■ **Brief**
Each entry must be reproduced precisely as it stands.

■ **Data supplied**
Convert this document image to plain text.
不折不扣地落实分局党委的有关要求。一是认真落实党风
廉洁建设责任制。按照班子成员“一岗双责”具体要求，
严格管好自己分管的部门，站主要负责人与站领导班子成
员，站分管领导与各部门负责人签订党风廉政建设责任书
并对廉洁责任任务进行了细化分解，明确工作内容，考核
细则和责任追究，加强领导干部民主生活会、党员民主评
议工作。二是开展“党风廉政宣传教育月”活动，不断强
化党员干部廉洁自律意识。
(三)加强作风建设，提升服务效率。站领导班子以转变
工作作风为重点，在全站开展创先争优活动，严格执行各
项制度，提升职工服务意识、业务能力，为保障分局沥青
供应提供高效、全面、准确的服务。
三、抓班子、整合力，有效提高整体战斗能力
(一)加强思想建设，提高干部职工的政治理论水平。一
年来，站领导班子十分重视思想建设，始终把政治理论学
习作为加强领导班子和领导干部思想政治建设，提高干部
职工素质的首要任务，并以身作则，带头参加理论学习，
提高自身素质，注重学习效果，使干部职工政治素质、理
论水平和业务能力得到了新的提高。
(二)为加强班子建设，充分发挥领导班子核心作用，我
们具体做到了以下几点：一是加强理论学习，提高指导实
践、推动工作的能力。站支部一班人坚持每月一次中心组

■ **Solution for this task**
Convert this document image to plain text.
不折不扣地落实分局党委的有关要求。一是认真落实党风
廉洁建设责任制。按照班子成员“一岗双责”具体要求，
严格管好自己分管的部门，站主要负责人与站领导班子成
员，站分管领导与各部门负责人签订党风廉政建设责任书
并对廉洁责任任务进行了细化分解，明确工作内容，考核
细则和责任追究，加强领导干部民主生活会、党员民主评
议工作。二是开展“党风廉政宣传教育月”活动，不断强
化党员干部廉洁自律意识。
(三)加强作风建设，提升服务效率。站领导班子以转变
工作作风为重点，在全站开展创先争优活动，严格执行各
项制度，提升职工服务意识、业务能力，为保障分局沥青
供应提供高效、全面、准确的服务。
三、抓班子、整合力，有效提高整体战斗能力
(一)加强思想建设，提高干部职工的政治理论水平。一
年来，站领导班子十分重视思想建设，始终把政治理论学
习作为加强领导班子和领导干部思想政治建设，提高干部
职工素质的首要任务，并以身作则，带头参加理论学习，
提高自身素质，注重学习效果，使干部职工政治素质、理
论水平和业务能力得到了新的提高。
(二)为加强班子建设，充分发挥领导班子核心作用，我
们具体做到了以下几点：一是加强理论学习，提高指导实
践、推动工作的能力。站支部一班人坚持每月一次中心组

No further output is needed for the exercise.